═════ 页面正文 ═════

一般而言,隐藏层越多模型效果越好。隐藏层较多的话,会让网络学习到更多的复杂关系。创建多个LSTM隐藏层,可以使用tf.contrib.rnn.MultiRNNCell。
with graph.as_default():
#创建基础的LSTM cell
lstm = tf.contrib.rnn.BasicLSTMCell(lstm_size)
#对cell添加dropout
drop = tf.contrib.rnn.DropoutWrapper(lstm, output_keep_prob=keep_prob)
#堆栈多个LSTM layers
cell = tf.contrib.rnn.MultiRNNCell([drop] * lstm_layers)
## 将所有cell初始化为0状态。
initial_state = cell.zero_state(batch_size, tf.float32)
真正的运行RNN节点,需要使用函数 tf.nn.dynamic_rnn。同时我们将上面定义的initial_state传给了RNN网络。这是在隐藏层之间传递的单元状态。tf.nn.dynamic_rnn 函数帮我们完成了绝大多数工作。并返回每一步的输出和隐藏层最终状态。
with graph.as_default():
outputs, final_state = tf.nn.dynamic_rnn(cell, embed,
initial_state=initial_state)
输出
with graph.as_default():
predictions = tf.contrib.layers.fully_connected(outputs[:, -1], 1, activation_fn=tf.sigmoid)
cost = tf.losses.mean_squared_error(labels_, predictions)
optimizer = tf.train.AdamOptimizer(learning_rate).minimize(cost)
定义了计算准确率函数,验证的时候调用
with graph.as_default():
correct_pred = tf.equal(tf.cast(tf.round(predictions), tf.int32), labels_)
accuracy = tf.reduce_mean(tf.cast(correct_pred, tf.float32))
下面定义了一个函数,从数据集中获取batches。移除了最后一个batch,迭代x和y数组,返回上述数组的切片。
def get_batches(x, y, batch_size=100):
n_batches = len(x)//batch_size
x, y = x[:n_batches*batch_size], y[:n_batches*batch_size]
for ii in range(0, len(x), batch_size):
yield x[ii:ii+batch_size], y[ii:ii+batch_size]
训练代码
epochs = 10
with graph.as_default():
saver = tf.train.Saver()
with tf.Session(graph=graph) as sess:
sess.run(tf.global_variables_initializer())
iteration = 1
for e in range(epochs):
state = sess.run(initial_state)
for ii, (x, y) in enumerate(get_batches(train_x, train_y, batch_size), 1):
feed = {inputs_: x,
labels_: y[:, None],
keep_prob: 0.5,
initial_state: state}
loss, state, _ = sess.run([cost, final_state, optimizer], feed_dict=feed)

═════

# 练习要求
• A. 判断以下三个说法是否与LSTM教程相符,每条答“是”或“否”,并一字不差地引用起决定作用的原文:(i) 一般来说,隐藏层越多,模型效果越好;(ii) tf.nn.dynamic_rnn 只返回隐藏层的最终状态;(iii) get_batches 函数保留了最后一个batch。
• B. 请从LSTM教程的最后一行起续写下去。

═════ 数据行 ═════

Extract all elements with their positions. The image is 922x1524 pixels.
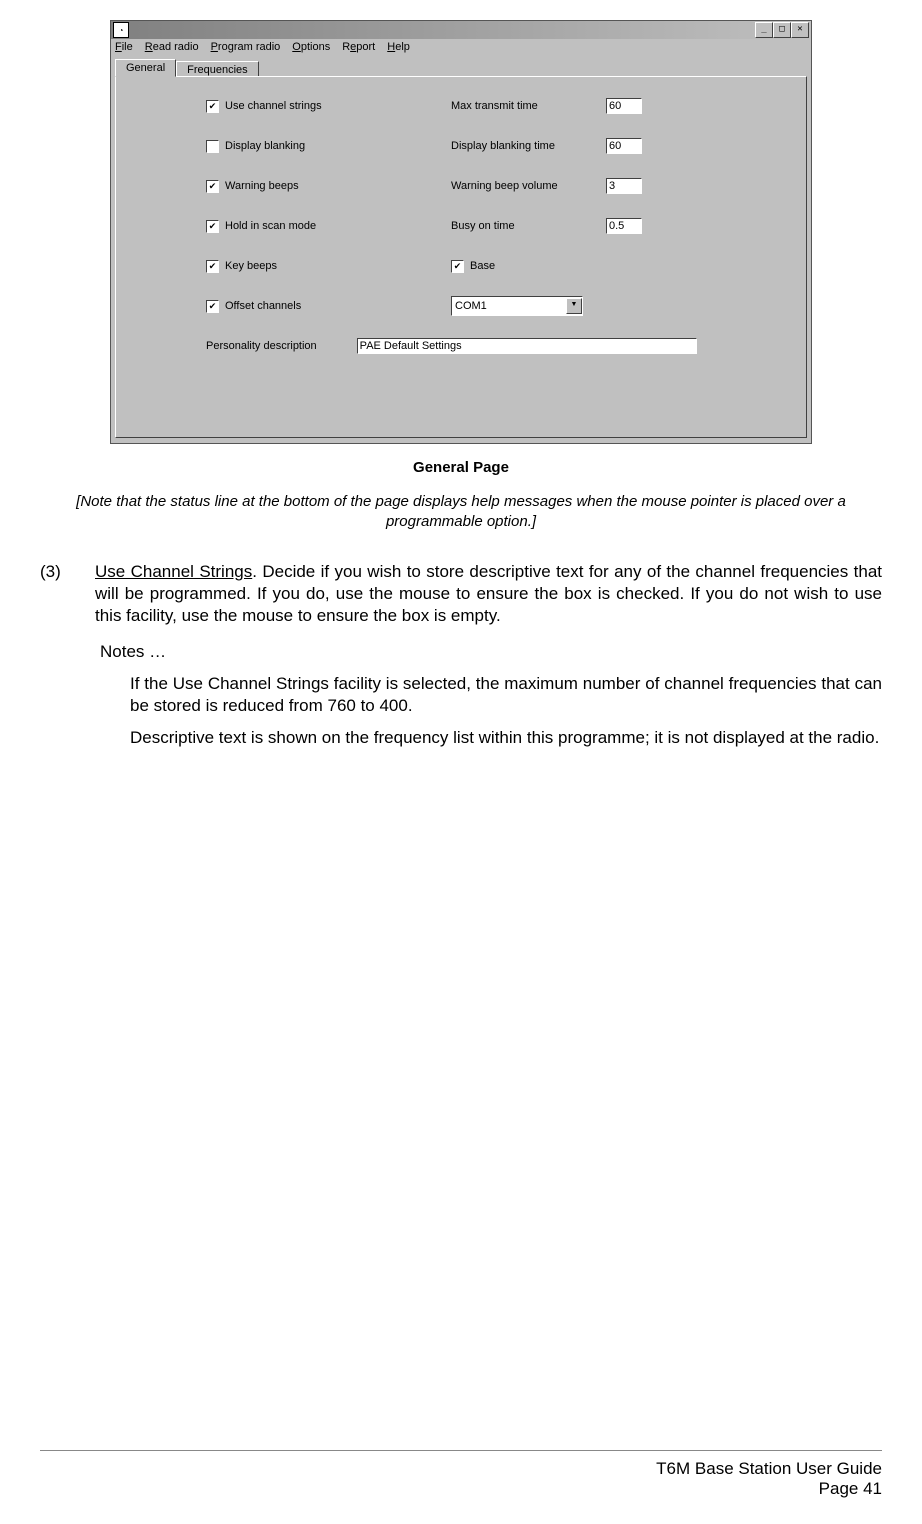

═════

# 参考答案
• A.
(i) 是。“一般而言,隐藏层越多模型效果越好。”
(ii) 否。“并返回每一步的输出和隐藏层最终状态。”
(iii) 否。“移除了最后一个batch”

• B.
if iteration%5==0:
print("Epoch: {}/{}".format(e, epochs),
"Iteration: {}".format(iteration),
"Train loss: {:.3f}".format(loss))
if iteration%25==0:
val_acc = []
val_state = sess.run(cell.zero_state(batch_size, tf.float32))
for x, y in get_batches(val_x, val_y, batch_size):
feed = {inputs_: x,
labels_: y[:, None],
keep_prob: 1,
initial_state: val_state}
batch_acc, val_state = sess.run([accuracy, final_state], feed_dict=feed)
val_acc.append(batch_acc)
print("Val acc: {:.3f}".format(np.mean(val_acc)))
iteration +=1
saver.save(sess, "checkpoints/sentiment.ckpt")
测试
test_acc = []
with tf.Session(graph=graph) as sess:
saver.restore(sess, tf.train.latest_checkpoint('checkpoints'))
test_state = sess.run(cell.zero_state(batch_size, tf.float32))
for ii, (x, y) in enumerate(get_batches(test_x, test_y, batch_size), 1):
feed = {inputs_: x,
labels_: y[:, None],
keep_prob: 1,
initial_state: test_state}
batch_acc, test_state = sess.run([accuracy, final_state], feed_dict=feed)
test_acc.append(batch_acc)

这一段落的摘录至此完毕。